— begin SUPPLIED RECORDS —
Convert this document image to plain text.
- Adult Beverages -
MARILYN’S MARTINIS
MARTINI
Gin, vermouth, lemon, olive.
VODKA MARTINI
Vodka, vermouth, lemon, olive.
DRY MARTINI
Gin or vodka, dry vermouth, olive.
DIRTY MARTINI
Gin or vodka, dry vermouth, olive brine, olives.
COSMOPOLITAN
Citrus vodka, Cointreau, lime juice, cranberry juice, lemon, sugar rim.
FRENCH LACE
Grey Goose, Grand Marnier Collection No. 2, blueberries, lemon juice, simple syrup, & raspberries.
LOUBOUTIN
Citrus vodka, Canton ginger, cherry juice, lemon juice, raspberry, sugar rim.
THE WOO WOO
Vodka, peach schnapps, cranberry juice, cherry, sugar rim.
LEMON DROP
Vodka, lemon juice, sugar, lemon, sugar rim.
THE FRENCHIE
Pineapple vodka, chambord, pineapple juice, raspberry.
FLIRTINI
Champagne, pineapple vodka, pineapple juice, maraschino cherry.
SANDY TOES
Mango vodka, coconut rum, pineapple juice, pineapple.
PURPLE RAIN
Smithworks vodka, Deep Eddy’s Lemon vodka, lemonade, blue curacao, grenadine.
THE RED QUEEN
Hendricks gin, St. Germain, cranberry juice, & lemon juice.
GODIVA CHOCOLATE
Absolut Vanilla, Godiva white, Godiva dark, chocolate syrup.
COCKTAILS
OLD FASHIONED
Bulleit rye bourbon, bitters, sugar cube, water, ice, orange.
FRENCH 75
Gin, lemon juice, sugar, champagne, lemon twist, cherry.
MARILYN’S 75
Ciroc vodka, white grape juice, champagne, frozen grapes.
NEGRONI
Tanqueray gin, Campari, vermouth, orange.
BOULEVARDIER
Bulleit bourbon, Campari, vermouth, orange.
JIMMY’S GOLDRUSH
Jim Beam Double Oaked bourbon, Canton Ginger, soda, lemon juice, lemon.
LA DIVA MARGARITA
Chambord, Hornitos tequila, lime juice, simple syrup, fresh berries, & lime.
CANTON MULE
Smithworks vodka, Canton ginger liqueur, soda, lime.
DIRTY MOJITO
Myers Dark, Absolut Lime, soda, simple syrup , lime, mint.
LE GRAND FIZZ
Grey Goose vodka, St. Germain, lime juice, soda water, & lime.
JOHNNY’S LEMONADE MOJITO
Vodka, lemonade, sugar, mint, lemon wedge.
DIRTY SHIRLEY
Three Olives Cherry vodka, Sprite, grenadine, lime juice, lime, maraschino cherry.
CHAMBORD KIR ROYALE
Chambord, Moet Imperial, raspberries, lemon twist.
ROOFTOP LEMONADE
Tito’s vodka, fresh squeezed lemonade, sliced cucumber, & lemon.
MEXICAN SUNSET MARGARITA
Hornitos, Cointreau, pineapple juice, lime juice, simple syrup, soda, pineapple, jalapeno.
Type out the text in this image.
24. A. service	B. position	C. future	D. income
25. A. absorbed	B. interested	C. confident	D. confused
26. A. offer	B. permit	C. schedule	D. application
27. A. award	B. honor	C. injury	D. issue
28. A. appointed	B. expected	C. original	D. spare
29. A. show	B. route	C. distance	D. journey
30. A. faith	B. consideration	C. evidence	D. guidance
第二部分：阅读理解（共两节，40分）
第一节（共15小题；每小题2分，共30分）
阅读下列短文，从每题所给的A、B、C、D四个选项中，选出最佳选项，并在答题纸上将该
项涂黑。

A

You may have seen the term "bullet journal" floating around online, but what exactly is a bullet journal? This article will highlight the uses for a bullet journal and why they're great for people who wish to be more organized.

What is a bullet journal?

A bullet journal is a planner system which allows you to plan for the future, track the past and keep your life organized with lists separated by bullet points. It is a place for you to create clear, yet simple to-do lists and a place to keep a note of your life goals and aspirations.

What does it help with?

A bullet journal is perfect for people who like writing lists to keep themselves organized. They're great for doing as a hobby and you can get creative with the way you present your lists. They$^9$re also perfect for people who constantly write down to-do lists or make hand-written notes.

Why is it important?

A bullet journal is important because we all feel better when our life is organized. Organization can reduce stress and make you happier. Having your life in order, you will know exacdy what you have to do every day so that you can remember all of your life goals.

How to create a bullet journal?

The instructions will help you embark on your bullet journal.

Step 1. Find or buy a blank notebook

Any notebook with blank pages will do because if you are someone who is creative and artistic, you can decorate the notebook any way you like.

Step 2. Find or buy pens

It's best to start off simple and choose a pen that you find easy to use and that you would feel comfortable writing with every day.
— end SUPPLIED RECORDS —
▶ **GOAL**
Going through the entries above, report how many lines include the string "lime". The number alone is the answer.

▶ **REPLY TO THE EXERCISE**
7